Los visigodos finalizan el saqueo de Roma de tres días
Rome, Roman Empire
A las 6 de la mañana de un día cualquiera, pero especialmente un día como el 24 de agosto del año 410, la Puerta Salaria se abrió. No por un centinela soñoliento, sino por la mano de una esclava que, según el historiador Procopio, actuó por despecho o por compasión. Alarico, rey de los visigodos, y sus aproximadamente 40.000 guerreros, entre ellos 12.000 visigodos y miles de hunos y desertores, no esperaban la entrada, la tomaron. Roma, la Ciudad Eterna, cuya última muralla había sido violada por un enemigo exterior hacía 800 años, se encontraba de nuevo vulnerable.
Los visigodos no arrasaron la ciudad hasta los cimientos; Alarico no era un bárbaro sin estrategia. Sus hombres, hambrientos y con la promesa de botín tras meses de asedio, saquearon durante tres días. Se estima que 17.000 libras de oro y 30.000 libras de plata, además de vestimentas de seda y especias exóticas, fueron arrancadas de templos, palacios y hogares. Las cifras de bajas civiles directas son difíciles de cuantificar, pero miles de personas fueron capturadas para ser vendidas como esclavos, añadiendo a la ya precaria situación demográfica de una ciudad que había visto su población disminuir de más de 1 millón en su apogeo a quizás 400.000 en el siglo V.

• Tareas por completar
A. Responde según el texto sobre el saqueo de Roma:
(i) ¿Qué puerta de la ciudad se abrió?
(ii) ¿Cuántos días duró el saqueo?
(iii) ¿Cuántas libras de plata se estima que fueron arrancadas?
B. Copia del texto sobre el saqueo de Roma el fragmento que va desde "Los visigodos no" hasta "el siglo V.", ambos incluidos.

• Entradas proporcionadas
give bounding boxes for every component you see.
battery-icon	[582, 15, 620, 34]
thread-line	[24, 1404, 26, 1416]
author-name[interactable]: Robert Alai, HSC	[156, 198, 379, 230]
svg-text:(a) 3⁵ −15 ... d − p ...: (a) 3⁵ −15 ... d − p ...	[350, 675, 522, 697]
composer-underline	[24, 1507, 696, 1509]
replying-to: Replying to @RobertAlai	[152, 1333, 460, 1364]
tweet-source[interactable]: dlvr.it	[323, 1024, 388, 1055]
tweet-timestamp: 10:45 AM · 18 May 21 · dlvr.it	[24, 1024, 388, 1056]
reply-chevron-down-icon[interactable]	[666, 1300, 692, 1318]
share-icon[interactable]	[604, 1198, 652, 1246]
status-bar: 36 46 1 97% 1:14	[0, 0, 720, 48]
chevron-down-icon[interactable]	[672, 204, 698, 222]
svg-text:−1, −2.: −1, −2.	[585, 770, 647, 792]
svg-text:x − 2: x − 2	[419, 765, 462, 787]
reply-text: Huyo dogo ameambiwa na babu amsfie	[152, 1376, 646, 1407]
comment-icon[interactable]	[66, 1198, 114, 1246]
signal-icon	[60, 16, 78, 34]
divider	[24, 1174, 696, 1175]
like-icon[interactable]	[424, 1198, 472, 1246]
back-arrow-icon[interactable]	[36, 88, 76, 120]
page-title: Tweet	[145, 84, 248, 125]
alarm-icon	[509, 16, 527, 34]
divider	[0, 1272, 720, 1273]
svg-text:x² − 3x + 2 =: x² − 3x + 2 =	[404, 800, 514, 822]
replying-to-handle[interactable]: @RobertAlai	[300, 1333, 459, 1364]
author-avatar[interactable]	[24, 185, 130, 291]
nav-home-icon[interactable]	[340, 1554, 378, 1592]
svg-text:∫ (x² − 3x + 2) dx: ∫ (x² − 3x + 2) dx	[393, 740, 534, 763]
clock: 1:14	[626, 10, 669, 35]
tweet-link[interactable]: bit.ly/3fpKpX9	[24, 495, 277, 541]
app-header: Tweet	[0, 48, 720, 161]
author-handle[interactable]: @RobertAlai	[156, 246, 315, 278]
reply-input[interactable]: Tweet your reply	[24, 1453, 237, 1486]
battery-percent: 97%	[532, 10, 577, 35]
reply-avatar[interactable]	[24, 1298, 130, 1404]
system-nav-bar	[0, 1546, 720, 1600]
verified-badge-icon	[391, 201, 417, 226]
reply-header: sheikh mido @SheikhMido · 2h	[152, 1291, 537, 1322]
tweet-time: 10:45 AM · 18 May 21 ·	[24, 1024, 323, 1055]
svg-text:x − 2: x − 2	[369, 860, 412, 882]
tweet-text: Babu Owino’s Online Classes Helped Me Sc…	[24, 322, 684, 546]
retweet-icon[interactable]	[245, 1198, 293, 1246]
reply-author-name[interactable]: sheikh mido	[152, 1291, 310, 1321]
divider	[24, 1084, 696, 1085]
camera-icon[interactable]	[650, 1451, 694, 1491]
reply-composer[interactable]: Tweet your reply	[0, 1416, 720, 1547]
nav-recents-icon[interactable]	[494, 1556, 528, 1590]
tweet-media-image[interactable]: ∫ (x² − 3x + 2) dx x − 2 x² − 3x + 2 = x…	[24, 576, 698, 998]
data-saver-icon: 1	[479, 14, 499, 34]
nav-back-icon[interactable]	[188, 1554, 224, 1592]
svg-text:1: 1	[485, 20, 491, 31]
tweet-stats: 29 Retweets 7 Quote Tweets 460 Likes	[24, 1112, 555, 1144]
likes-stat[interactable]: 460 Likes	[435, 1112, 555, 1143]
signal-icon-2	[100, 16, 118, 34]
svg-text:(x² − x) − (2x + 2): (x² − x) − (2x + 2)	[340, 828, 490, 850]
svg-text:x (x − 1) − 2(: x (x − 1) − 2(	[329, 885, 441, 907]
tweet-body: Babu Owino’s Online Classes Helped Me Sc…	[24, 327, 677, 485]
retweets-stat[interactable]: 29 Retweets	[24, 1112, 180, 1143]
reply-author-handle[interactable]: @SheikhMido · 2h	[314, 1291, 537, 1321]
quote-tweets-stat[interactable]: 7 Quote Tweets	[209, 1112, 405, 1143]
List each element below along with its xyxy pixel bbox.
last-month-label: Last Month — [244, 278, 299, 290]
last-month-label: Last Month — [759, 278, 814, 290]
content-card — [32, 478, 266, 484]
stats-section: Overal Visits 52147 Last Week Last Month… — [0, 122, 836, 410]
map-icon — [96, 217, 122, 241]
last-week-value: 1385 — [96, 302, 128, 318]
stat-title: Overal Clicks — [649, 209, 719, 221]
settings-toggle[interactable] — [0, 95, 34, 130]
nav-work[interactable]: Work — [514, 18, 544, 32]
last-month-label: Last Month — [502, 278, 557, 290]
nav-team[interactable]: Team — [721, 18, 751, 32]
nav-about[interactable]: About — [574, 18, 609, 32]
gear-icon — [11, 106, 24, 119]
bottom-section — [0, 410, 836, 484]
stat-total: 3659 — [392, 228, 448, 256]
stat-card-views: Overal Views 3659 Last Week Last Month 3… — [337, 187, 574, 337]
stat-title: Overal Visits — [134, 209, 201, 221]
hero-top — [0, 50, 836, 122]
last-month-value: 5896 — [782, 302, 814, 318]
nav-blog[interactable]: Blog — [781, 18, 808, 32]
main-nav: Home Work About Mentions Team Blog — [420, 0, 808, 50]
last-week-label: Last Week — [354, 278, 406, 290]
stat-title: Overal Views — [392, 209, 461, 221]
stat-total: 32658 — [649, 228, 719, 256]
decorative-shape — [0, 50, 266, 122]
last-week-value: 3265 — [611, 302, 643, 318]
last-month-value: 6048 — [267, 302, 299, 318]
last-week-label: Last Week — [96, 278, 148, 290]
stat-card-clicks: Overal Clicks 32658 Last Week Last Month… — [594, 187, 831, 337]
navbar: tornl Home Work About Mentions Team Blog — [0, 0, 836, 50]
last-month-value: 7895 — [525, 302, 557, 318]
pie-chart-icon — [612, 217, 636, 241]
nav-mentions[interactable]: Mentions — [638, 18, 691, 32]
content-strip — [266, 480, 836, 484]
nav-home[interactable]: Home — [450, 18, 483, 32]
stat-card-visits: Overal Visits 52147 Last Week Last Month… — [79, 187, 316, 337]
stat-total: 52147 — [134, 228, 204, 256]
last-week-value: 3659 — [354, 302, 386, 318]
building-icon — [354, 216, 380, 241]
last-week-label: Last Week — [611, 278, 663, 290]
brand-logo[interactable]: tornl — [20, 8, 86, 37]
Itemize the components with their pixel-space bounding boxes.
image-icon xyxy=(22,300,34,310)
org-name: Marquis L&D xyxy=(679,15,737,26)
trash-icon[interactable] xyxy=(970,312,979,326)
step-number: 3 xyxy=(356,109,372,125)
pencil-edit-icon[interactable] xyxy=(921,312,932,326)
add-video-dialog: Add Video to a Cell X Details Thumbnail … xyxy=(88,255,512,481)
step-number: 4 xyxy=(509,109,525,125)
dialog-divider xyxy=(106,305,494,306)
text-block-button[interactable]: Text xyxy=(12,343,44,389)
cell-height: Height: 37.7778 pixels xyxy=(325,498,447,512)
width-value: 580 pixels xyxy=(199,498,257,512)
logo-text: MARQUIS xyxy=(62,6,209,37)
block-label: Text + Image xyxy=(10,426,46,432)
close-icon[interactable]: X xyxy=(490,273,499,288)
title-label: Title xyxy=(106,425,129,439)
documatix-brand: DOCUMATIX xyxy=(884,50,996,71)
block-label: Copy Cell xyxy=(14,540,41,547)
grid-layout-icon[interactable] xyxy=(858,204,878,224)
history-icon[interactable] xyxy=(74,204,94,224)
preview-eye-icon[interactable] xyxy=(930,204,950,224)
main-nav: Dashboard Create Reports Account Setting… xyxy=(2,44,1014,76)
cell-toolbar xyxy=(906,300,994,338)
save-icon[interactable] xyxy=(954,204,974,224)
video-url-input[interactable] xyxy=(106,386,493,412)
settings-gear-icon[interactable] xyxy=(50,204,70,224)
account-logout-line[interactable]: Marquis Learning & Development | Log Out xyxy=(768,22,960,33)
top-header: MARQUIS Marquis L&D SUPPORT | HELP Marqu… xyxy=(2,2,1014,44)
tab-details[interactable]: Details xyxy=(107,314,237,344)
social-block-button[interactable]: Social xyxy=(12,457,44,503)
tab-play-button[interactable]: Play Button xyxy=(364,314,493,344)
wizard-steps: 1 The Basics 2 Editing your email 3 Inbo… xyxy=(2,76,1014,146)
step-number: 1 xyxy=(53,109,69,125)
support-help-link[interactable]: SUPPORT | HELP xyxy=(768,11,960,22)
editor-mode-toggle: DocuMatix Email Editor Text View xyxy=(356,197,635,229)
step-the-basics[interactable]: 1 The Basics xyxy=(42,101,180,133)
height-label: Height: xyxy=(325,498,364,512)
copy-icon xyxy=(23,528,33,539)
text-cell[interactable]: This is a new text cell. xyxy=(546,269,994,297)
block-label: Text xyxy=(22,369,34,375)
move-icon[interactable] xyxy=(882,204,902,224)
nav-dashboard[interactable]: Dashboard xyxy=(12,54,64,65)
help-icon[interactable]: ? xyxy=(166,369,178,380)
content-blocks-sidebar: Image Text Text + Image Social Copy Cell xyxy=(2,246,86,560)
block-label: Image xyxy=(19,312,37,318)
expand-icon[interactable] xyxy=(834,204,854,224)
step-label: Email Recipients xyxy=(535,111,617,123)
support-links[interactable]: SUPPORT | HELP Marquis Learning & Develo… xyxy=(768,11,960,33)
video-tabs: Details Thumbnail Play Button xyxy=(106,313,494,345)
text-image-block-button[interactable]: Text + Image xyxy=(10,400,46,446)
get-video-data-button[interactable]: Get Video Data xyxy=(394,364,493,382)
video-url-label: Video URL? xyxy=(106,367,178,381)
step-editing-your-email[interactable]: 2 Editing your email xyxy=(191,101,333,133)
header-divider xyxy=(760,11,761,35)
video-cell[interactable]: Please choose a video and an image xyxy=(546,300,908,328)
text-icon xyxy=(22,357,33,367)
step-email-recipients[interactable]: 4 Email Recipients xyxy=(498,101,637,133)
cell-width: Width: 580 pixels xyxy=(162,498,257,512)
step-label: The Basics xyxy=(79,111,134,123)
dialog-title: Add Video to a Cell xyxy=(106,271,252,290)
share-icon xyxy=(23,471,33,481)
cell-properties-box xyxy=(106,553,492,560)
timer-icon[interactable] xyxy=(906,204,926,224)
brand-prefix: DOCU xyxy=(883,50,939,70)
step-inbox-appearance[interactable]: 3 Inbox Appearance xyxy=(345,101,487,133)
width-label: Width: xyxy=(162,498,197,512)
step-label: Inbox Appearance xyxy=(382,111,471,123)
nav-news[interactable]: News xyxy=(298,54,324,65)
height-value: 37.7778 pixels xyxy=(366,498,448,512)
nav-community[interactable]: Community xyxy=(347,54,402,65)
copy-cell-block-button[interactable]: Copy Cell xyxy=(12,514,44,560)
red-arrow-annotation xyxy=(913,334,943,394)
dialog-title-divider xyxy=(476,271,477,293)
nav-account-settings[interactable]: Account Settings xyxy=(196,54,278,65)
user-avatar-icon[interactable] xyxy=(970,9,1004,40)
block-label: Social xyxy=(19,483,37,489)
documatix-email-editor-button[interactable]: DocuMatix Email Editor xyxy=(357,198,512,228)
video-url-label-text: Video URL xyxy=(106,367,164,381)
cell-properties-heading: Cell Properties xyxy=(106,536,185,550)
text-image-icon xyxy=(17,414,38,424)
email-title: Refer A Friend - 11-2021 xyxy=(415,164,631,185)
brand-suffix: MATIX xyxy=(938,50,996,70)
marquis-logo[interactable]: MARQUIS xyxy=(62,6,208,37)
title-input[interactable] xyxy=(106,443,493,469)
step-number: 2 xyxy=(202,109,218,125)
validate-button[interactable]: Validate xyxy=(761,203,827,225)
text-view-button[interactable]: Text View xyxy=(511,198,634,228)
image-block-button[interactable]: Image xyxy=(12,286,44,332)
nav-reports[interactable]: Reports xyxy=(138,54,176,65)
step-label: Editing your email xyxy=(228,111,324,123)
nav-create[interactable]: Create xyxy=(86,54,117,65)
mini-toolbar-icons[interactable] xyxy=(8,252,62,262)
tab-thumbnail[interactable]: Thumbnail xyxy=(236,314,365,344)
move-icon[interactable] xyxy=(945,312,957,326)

• Respuestas
A.
(i) La Puerta Salaria.
(ii) Tres días.
(iii) 30.000 libras.

B.
Los visigodos no arrasaron la ciudad hasta los cimientos; Alarico no era un bárbaro sin estrategia. Sus hombres, hambrientos y con la promesa de botín tras meses de asedio, saquearon durante tres días. Se estima que 17.000 libras de oro y 30.000 libras de plata, además de vestimentas de seda y especias exóticas, fueron arrancadas de templos, palacios y hogares. Las cifras de bajas civiles directas son difíciles de cuantificar, pero miles de personas fueron capturadas para ser vendidas como esclavos, añadiendo a la ya precaria situación demográfica de una ciudad que había visto su población disminuir de más de 1 millón en su apogeo a quizás 400.000 en el siglo V.